→ **TASK DIRECTIONS**
Every line below should be copied exactly; drop the pictures.

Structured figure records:
** begin **

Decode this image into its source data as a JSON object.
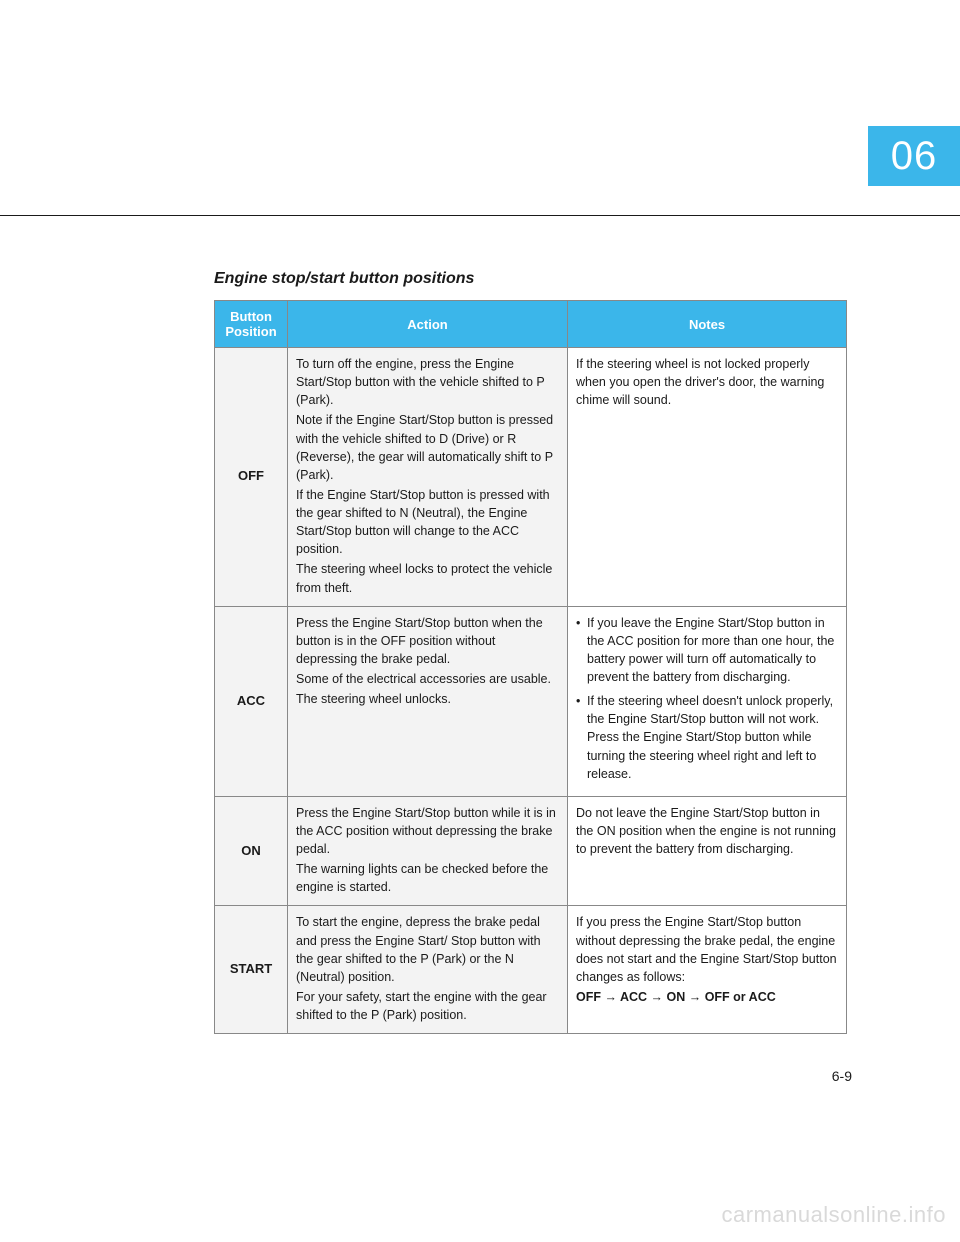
{
  "chapter_badge": "06",
  "section_title": "Engine stop/start button positions",
  "page_number": "6-9",
  "watermark": "carmanualsonline.info",
  "colors": {
    "accent": "#3bb6ea",
    "text": "#1a1a1a",
    "row_shade": "#f3f3f3",
    "border": "#888888",
    "watermark": "#d9d9d9",
    "background": "#ffffff"
  },
  "table": {
    "headers": {
      "col1_line1": "Button",
      "col1_line2": "Position",
      "col2": "Action",
      "col3": "Notes"
    },
    "rows": [
      {
        "position": "OFF",
        "action_p1": "To turn off the engine, press the Engine Start/Stop button with the vehicle shifted to P (Park).",
        "action_p2": "Note if the Engine Start/Stop button is pressed with the vehicle shifted to D (Drive) or R (Reverse), the gear will automatically shift to P (Park).",
        "action_p3": "If the Engine Start/Stop button is pressed with the gear shifted to N (Neutral), the Engine Start/Stop button will change to the ACC position.",
        "action_p4": "The steering wheel locks to protect the vehicle from theft.",
        "notes_p1": "If the steering wheel is not locked properly when you open the driver's door, the warning chime will sound."
      },
      {
        "position": "ACC",
        "action_p1": "Press the Engine Start/Stop button when the button is in the OFF position without depressing the brake pedal.",
        "action_p2": "Some of the electrical accessories are usable.",
        "action_p3": "The steering wheel unlocks.",
        "notes_li1": "If you leave the Engine Start/Stop button in the ACC position for more than one hour, the battery power will turn off automatically to prevent the battery from discharging.",
        "notes_li2": "If the steering wheel doesn't unlock properly, the Engine Start/Stop button will not work. Press the Engine Start/Stop button while turning the steering wheel right and left to release."
      },
      {
        "position": "ON",
        "action_p1": "Press the Engine Start/Stop button while it is in the ACC position without depressing the brake pedal.",
        "action_p2": "The warning lights can be checked before the engine is started.",
        "notes_p1": "Do not leave the Engine Start/Stop button in the ON position when the engine is not running to prevent the battery from discharging."
      },
      {
        "position": "START",
        "action_p1": "To start the engine, depress the brake pedal and press the Engine Start/ Stop button with the gear shifted to the P (Park) or the N (Neutral) position.",
        "action_p2": "For your safety, start the engine with the gear shifted to the P (Park) position.",
        "notes_p1": "If you press the Engine Start/Stop button without depressing the brake pedal, the engine does not start and the Engine Start/Stop button changes as follows:",
        "notes_seq": "OFF → ACC → ON → OFF or ACC"
      }
    ]
  }
}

** end **

→ **RESULT FOR THIS TASK**
Decode this image into its source data as a JSON object.
{
  "chapter_badge": "06",
  "section_title": "Engine stop/start button positions",
  "page_number": "6-9",
  "watermark": "carmanualsonline.info",
  "colors": {
    "accent": "#3bb6ea",
    "text": "#1a1a1a",
    "row_shade": "#f3f3f3",
    "border": "#888888",
    "watermark": "#d9d9d9",
    "background": "#ffffff"
  },
  "table": {
    "headers": {
      "col1_line1": "Button",
      "col1_line2": "Position",
      "col2": "Action",
      "col3": "Notes"
    },
    "rows": [
      {
        "position": "OFF",
        "action_p1": "To turn off the engine, press the Engine Start/Stop button with the vehicle shifted to P (Park).",
        "action_p2": "Note if the Engine Start/Stop button is pressed with the vehicle shifted to D (Drive) or R (Reverse), the gear will automatically shift to P (Park).",
        "action_p3": "If the Engine Start/Stop button is pressed with the gear shifted to N (Neutral), the Engine Start/Stop button will change to the ACC position.",
        "action_p4": "The steering wheel locks to protect the vehicle from theft.",
        "notes_p1": "If the steering wheel is not locked properly when you open the driver's door, the warning chime will sound."
      },
      {
        "position": "ACC",
        "action_p1": "Press the Engine Start/Stop button when the button is in the OFF position without depressing the brake pedal.",
        "action_p2": "Some of the electrical accessories are usable.",
        "action_p3": "The steering wheel unlocks.",
        "notes_li1": "If you leave the Engine Start/Stop button in the ACC position for more than one hour, the battery power will turn off automatically to prevent the battery from discharging.",
        "notes_li2": "If the steering wheel doesn't unlock properly, the Engine Start/Stop button will not work. Press the Engine Start/Stop button while turning the steering wheel right and left to release."
      },
      {
        "position": "ON",
        "action_p1": "Press the Engine Start/Stop button while it is in the ACC position without depressing the brake pedal.",
        "action_p2": "The warning lights can be checked before the engine is started.",
        "notes_p1": "Do not leave the Engine Start/Stop button in the ON position when the engine is not running to prevent the battery from discharging."
      },
      {
        "position": "START",
        "action_p1": "To start the engine, depress the brake pedal and press the Engine Start/ Stop button with the gear shifted to the P (Park) or the N (Neutral) position.",
        "action_p2": "For your safety, start the engine with the gear shifted to the P (Park) position.",
        "notes_p1": "If you press the Engine Start/Stop button without depressing the brake pedal, the engine does not start and the Engine Start/Stop button changes as follows:",
        "notes_seq": "OFF → ACC → ON → OFF or ACC"
      }
    ]
  }
}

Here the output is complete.